STATED TASK:
Find the lines below that contain the string "name". Copy each one.

DATA SUPPLIED:
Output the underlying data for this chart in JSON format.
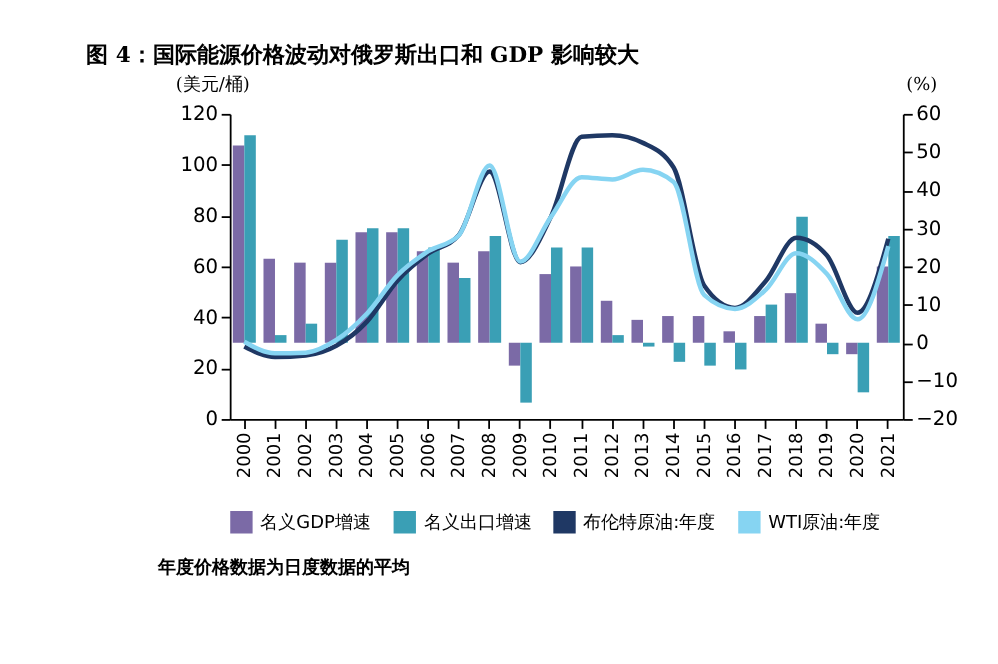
{
  "chart_data": {
    "type": "bar",
    "title": "图 4：国际能源价格波动对俄罗斯出口和 GDP 影响较大",
    "ylabel": "(美元/桶)",
    "y2label": "(%)",
    "categories": [
      "2000",
      "2001",
      "2002",
      "2003",
      "2004",
      "2005",
      "2006",
      "2007",
      "2008",
      "2009",
      "2010",
      "2011",
      "2012",
      "2013",
      "2014",
      "2015",
      "2016",
      "2017",
      "2018",
      "2019",
      "2020",
      "2021"
    ],
    "series": [
      {
        "name": "名义GDP增速",
        "axis": "y2",
        "color": "#7b6aa6",
        "values": [
          51.7,
          22,
          21,
          21,
          29,
          29,
          24,
          21,
          24,
          -6,
          18,
          20,
          11,
          6,
          7,
          7,
          3,
          7,
          13,
          5,
          -3,
          20
        ]
      },
      {
        "name": "名义出口增速",
        "axis": "y2",
        "color": "#3a9fb5",
        "values": [
          54.4,
          2,
          5,
          27,
          30,
          30,
          25,
          17,
          28,
          -15.7,
          25,
          25,
          2,
          -1,
          -5,
          -6,
          -7,
          10,
          33,
          -3,
          -13,
          28
        ]
      },
      {
        "name": "布伦特原油:年度",
        "type": "line",
        "axis": "y",
        "color": "#1f3864",
        "values": [
          28.5,
          24.4,
          25.0,
          28.8,
          38.3,
          54.5,
          65.1,
          72.4,
          97.3,
          61.7,
          79.6,
          111.0,
          111.6,
          108.6,
          98.9,
          52.4,
          43.7,
          54.2,
          71.3,
          64.3,
          41.8,
          70.9
        ]
      },
      {
        "name": "WTI原油:年度",
        "type": "line",
        "axis": "y",
        "color": "#86d4f2",
        "values": [
          30.4,
          25.9,
          26.1,
          31.1,
          41.5,
          56.6,
          66.0,
          72.3,
          99.7,
          61.9,
          79.5,
          95.1,
          94.2,
          98.0,
          93.2,
          48.7,
          43.3,
          50.8,
          65.2,
          57.0,
          39.2,
          68.0
        ]
      }
    ],
    "ylim": [
      0,
      120
    ],
    "yticks": [
      0,
      20,
      40,
      60,
      80,
      100,
      120
    ],
    "y2lim": [
      -20,
      60
    ],
    "y2ticks": [
      -20,
      -10,
      0,
      10,
      20,
      30,
      40,
      50,
      60
    ],
    "grid": false,
    "legend": "bottom",
    "annotations": [
      "年度价格数据为日度数据的平均"
    ]
  }
}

REPLY TO THE EXERCISE:
        "name": "名义GDP增速",
        "name": "名义出口增速",
        "name": "布伦特原油:年度",
        "name": "WTI原油:年度",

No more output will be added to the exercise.